[start]
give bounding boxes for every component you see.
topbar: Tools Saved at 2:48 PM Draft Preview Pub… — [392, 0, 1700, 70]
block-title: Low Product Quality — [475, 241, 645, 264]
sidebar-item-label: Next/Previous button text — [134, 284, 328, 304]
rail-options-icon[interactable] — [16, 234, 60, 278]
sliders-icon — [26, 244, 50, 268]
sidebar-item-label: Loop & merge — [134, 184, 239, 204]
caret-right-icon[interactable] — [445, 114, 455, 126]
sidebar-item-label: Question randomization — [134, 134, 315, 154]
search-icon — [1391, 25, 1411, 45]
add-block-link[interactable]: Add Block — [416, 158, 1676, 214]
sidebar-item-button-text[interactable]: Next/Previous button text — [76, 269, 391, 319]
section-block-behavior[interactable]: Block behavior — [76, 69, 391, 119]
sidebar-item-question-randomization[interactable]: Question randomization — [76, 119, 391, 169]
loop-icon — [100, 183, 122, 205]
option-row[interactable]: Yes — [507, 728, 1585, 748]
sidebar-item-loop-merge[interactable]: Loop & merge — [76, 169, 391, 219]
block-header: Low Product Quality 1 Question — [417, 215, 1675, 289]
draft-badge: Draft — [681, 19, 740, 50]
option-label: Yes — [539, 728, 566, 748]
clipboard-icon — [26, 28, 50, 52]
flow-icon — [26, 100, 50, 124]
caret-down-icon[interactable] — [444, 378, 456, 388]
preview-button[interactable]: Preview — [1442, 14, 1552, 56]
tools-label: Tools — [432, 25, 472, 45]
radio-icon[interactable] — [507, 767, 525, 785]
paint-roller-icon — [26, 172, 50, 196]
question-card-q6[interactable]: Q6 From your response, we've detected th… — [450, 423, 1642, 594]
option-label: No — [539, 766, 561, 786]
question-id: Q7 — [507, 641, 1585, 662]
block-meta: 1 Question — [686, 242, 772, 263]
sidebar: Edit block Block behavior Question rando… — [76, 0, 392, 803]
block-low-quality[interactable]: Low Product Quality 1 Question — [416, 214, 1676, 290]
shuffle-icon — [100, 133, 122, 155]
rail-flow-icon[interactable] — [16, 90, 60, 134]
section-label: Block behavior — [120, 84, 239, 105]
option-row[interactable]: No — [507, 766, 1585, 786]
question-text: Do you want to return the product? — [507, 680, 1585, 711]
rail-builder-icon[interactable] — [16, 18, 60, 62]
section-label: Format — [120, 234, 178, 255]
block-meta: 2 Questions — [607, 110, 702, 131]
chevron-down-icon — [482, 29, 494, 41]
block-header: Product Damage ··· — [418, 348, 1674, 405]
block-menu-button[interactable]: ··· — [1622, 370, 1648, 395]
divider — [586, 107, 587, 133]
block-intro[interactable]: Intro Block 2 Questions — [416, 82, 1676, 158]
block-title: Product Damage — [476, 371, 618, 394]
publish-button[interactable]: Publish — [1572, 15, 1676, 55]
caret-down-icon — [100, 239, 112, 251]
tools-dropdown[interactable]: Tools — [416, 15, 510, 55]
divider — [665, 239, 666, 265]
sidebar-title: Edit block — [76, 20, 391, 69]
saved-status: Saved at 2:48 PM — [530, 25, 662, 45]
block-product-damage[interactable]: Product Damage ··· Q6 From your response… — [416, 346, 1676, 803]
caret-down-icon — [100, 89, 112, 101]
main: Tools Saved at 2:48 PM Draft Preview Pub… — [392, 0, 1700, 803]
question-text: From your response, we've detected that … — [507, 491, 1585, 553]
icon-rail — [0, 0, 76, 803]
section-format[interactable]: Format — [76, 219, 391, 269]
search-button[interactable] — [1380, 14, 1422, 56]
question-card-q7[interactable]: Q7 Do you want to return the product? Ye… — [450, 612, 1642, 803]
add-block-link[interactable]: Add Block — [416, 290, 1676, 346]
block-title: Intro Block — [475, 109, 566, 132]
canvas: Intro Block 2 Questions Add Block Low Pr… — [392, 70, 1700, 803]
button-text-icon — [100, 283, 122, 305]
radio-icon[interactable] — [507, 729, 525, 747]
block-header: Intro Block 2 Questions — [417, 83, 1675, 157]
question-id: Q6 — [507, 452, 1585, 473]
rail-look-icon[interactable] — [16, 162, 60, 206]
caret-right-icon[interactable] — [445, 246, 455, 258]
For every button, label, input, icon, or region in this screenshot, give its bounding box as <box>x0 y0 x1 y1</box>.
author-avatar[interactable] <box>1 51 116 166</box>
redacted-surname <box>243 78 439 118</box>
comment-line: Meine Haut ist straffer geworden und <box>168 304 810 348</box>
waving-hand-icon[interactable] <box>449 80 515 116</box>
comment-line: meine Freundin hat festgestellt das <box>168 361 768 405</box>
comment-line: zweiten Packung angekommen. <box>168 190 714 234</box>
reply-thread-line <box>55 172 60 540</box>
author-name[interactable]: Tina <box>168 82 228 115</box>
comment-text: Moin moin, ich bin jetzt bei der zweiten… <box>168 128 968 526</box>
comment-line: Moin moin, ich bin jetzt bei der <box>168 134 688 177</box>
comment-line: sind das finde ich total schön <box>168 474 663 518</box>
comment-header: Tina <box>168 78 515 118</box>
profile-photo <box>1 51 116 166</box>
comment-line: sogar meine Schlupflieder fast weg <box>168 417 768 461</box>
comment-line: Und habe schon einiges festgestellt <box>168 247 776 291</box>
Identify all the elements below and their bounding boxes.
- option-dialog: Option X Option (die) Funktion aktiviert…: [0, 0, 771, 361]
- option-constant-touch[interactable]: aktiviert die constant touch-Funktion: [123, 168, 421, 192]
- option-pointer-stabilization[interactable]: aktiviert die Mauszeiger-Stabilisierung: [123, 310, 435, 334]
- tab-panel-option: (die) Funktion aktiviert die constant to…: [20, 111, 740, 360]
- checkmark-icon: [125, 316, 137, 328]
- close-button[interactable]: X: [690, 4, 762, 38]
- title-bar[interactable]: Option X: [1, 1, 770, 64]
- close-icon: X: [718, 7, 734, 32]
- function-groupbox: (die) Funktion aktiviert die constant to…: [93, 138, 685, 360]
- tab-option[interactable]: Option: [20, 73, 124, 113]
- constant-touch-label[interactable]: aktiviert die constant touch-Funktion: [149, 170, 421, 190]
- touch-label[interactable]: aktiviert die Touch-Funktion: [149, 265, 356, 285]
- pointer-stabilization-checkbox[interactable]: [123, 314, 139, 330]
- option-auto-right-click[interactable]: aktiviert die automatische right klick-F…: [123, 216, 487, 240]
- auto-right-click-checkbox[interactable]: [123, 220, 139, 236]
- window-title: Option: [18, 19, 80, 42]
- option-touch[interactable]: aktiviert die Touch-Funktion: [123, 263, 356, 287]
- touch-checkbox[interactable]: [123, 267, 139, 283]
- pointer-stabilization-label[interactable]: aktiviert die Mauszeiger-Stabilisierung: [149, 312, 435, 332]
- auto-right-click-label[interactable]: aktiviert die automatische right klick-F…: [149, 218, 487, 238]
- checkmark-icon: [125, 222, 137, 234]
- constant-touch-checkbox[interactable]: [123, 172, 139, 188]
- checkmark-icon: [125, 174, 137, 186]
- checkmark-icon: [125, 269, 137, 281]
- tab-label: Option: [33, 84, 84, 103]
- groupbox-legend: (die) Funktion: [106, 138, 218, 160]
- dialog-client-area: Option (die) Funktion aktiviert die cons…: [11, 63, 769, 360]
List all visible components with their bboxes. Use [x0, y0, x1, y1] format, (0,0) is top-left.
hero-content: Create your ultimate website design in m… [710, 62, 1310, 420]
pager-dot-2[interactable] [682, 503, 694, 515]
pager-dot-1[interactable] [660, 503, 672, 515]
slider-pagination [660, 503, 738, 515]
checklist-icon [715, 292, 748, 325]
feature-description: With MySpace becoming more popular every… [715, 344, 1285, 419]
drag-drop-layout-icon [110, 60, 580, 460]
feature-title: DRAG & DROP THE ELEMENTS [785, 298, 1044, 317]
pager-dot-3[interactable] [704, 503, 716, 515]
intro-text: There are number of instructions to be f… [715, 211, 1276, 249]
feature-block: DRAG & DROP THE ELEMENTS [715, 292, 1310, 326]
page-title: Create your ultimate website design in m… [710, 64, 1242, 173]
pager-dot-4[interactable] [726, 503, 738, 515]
[end]
-- Problem to work on --
Can you copy out the entries, word for word, from the first line through the line containing "sliders-icon — [26, 244, 50, 268]", including that line?

-- Written answer --
give bounding boxes for every component you see.
topbar: Tools Saved at 2:48 PM Draft Preview Pub… — [392, 0, 1700, 70]
block-title: Low Product Quality — [475, 241, 645, 264]
sidebar-item-label: Next/Previous button text — [134, 284, 328, 304]
rail-options-icon[interactable] — [16, 234, 60, 278]
sliders-icon — [26, 244, 50, 268]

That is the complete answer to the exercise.